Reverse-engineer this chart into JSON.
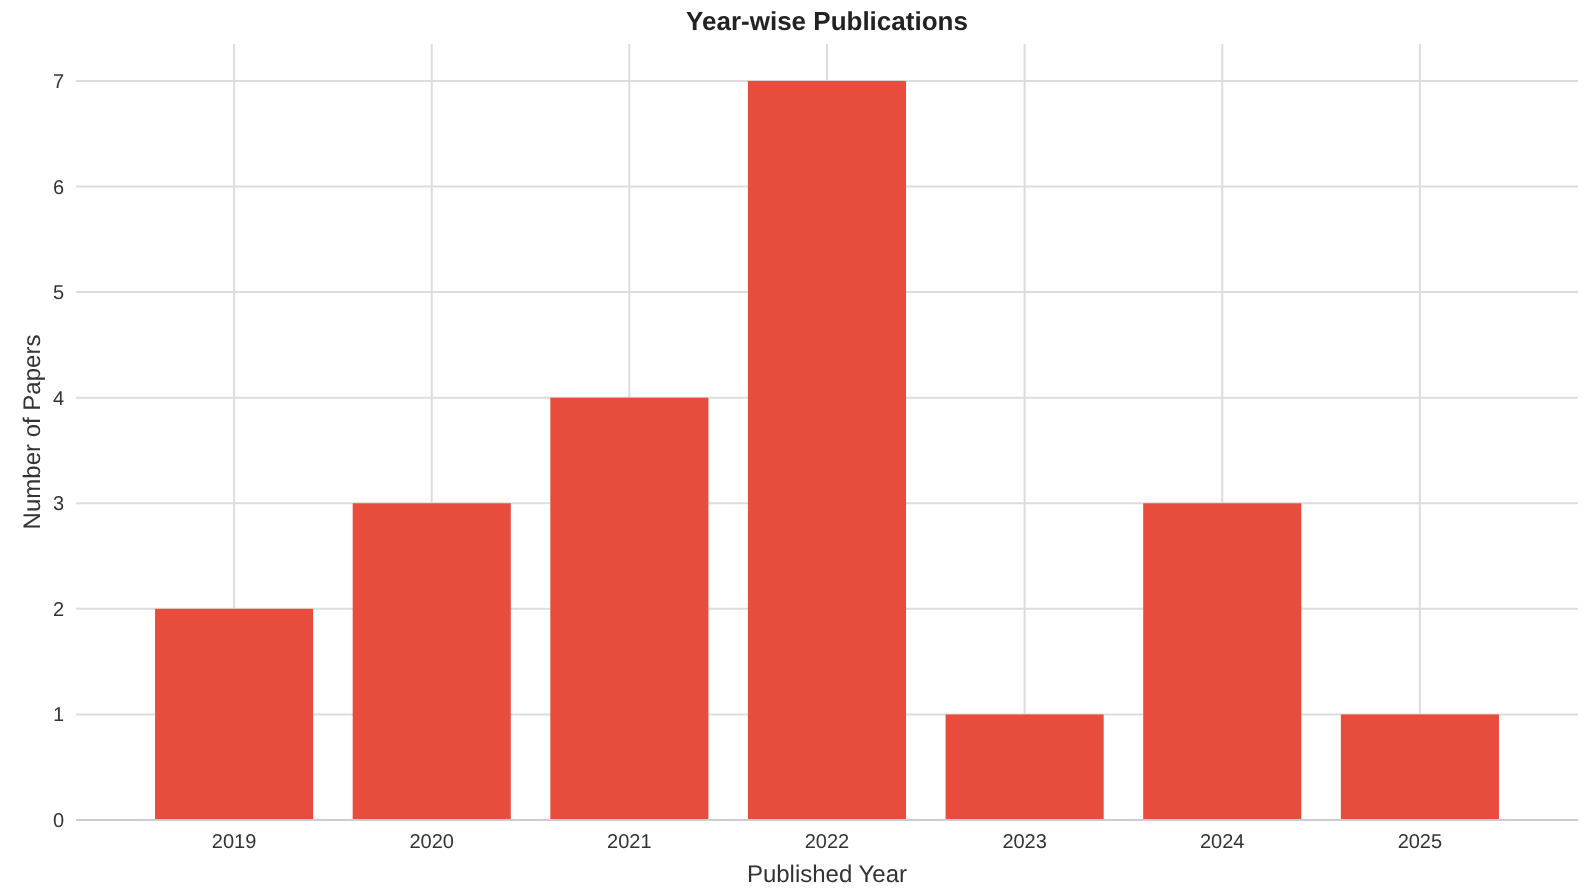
{
  "chart_data": {
    "type": "bar",
    "title": "Year-wise Publications",
    "xlabel": "Published Year",
    "ylabel": "Number of Papers",
    "categories": [
      "2019",
      "2020",
      "2021",
      "2022",
      "2023",
      "2024",
      "2025"
    ],
    "values": [
      2,
      3,
      4,
      7,
      1,
      3,
      1
    ],
    "color": "#e74c3c",
    "ylim": [
      0,
      7.35
    ],
    "yticks": [
      0,
      1,
      2,
      3,
      4,
      5,
      6,
      7
    ],
    "grid": true
  }
}
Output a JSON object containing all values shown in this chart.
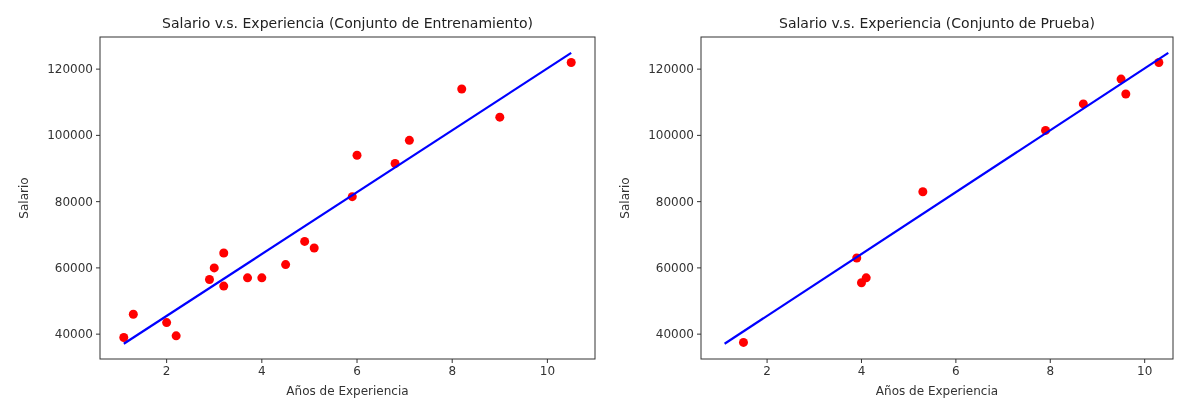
{
  "chart_data": [
    {
      "type": "scatter",
      "title": "Salario v.s. Experiencia (Conjunto de Entrenamiento)",
      "xlabel": "Años de Experiencia",
      "ylabel": "Salario",
      "xlim": [
        0.6,
        11.0
      ],
      "ylim": [
        32500,
        129700
      ],
      "xticks": [
        2,
        4,
        6,
        8,
        10
      ],
      "yticks": [
        40000,
        60000,
        80000,
        100000,
        120000
      ],
      "grid": false,
      "series": [
        {
          "color": "#ff0000",
          "marker": "circle",
          "x": [
            1.1,
            1.3,
            2.0,
            2.2,
            2.9,
            3.0,
            3.2,
            3.2,
            3.7,
            4.0,
            4.5,
            4.9,
            5.1,
            5.9,
            6.0,
            6.8,
            7.1,
            8.2,
            9.0,
            10.5
          ],
          "values": [
            39000,
            46000,
            43500,
            39500,
            56500,
            60000,
            54500,
            64500,
            57000,
            57000,
            61000,
            68000,
            66000,
            81500,
            94000,
            91500,
            98500,
            114000,
            105500,
            122000
          ]
        },
        {
          "type": "line",
          "color": "#0000ff",
          "marker": "none",
          "x": [
            1.1,
            10.5
          ],
          "values": [
            37100,
            124900
          ],
          "line_style": "solid"
        }
      ]
    },
    {
      "type": "scatter",
      "title": "Salario v.s. Experiencia (Conjunto de Prueba)",
      "xlabel": "Años de Experiencia",
      "ylabel": "Salario",
      "xlim": [
        0.6,
        10.6
      ],
      "ylim": [
        32500,
        129700
      ],
      "xticks": [
        2,
        4,
        6,
        8,
        10
      ],
      "yticks": [
        40000,
        60000,
        80000,
        100000,
        120000
      ],
      "grid": false,
      "series": [
        {
          "color": "#ff0000",
          "marker": "circle",
          "x": [
            1.5,
            3.9,
            4.0,
            4.1,
            5.3,
            7.9,
            8.7,
            9.5,
            9.6,
            10.3
          ],
          "values": [
            37500,
            63000,
            55500,
            57000,
            83000,
            101500,
            109500,
            117000,
            112500,
            122000
          ]
        },
        {
          "type": "line",
          "color": "#0000ff",
          "marker": "none",
          "x": [
            1.1,
            10.5
          ],
          "values": [
            37100,
            124900
          ],
          "line_style": "solid"
        }
      ]
    }
  ]
}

#####

GIVEN PROBLEM: Reproduce all the records verbatim, excluding images.

CORRECT ANSWER:
Reverse-engineer this chart into JSON.
{
  "chart_data": {
    "type": "bar",
    "title": "Year-wise Publications",
    "xlabel": "Published Year",
    "ylabel": "Number of Papers",
    "categories": [
      "2019",
      "2020",
      "2021",
      "2022",
      "2023",
      "2024",
      "2025"
    ],
    "values": [
      2,
      3,
      4,
      7,
      1,
      3,
      1
    ],
    "color": "#e74c3c",
    "ylim": [
      0,
      7.35
    ],
    "yticks": [
      0,
      1,
      2,
      3,
      4,
      5,
      6,
      7
    ],
    "grid": true
  }
}
Output a JSON object containing all values shown in this chart.
{
  "chart_data": [
    {
      "type": "scatter",
      "title": "Salario v.s. Experiencia (Conjunto de Entrenamiento)",
      "xlabel": "Años de Experiencia",
      "ylabel": "Salario",
      "xlim": [
        0.6,
        11.0
      ],
      "ylim": [
        32500,
        129700
      ],
      "xticks": [
        2,
        4,
        6,
        8,
        10
      ],
      "yticks": [
        40000,
        60000,
        80000,
        100000,
        120000
      ],
      "grid": false,
      "series": [
        {
          "color": "#ff0000",
          "marker": "circle",
          "x": [
            1.1,
            1.3,
            2.0,
            2.2,
            2.9,
            3.0,
            3.2,
            3.2,
            3.7,
            4.0,
            4.5,
            4.9,
            5.1,
            5.9,
            6.0,
            6.8,
            7.1,
            8.2,
            9.0,
            10.5
          ],
          "values": [
            39000,
            46000,
            43500,
            39500,
            56500,
            60000,
            54500,
            64500,
            57000,
            57000,
            61000,
            68000,
            66000,
            81500,
            94000,
            91500,
            98500,
            114000,
            105500,
            122000
          ]
        },
        {
          "type": "line",
          "color": "#0000ff",
          "marker": "none",
          "x": [
            1.1,
            10.5
          ],
          "values": [
            37100,
            124900
          ],
          "line_style": "solid"
        }
      ]
    },
    {
      "type": "scatter",
      "title": "Salario v.s. Experiencia (Conjunto de Prueba)",
      "xlabel": "Años de Experiencia",
      "ylabel": "Salario",
      "xlim": [
        0.6,
        10.6
      ],
      "ylim": [
        32500,
        129700
      ],
      "xticks": [
        2,
        4,
        6,
        8,
        10
      ],
      "yticks": [
        40000,
        60000,
        80000,
        100000,
        120000
      ],
      "grid": false,
      "series": [
        {
          "color": "#ff0000",
          "marker": "circle",
          "x": [
            1.5,
            3.9,
            4.0,
            4.1,
            5.3,
            7.9,
            8.7,
            9.5,
            9.6,
            10.3
          ],
          "values": [
            37500,
            63000,
            55500,
            57000,
            83000,
            101500,
            109500,
            117000,
            112500,
            122000
          ]
        },
        {
          "type": "line",
          "color": "#0000ff",
          "marker": "none",
          "x": [
            1.1,
            10.5
          ],
          "values": [
            37100,
            124900
          ],
          "line_style": "solid"
        }
      ]
    }
  ]
}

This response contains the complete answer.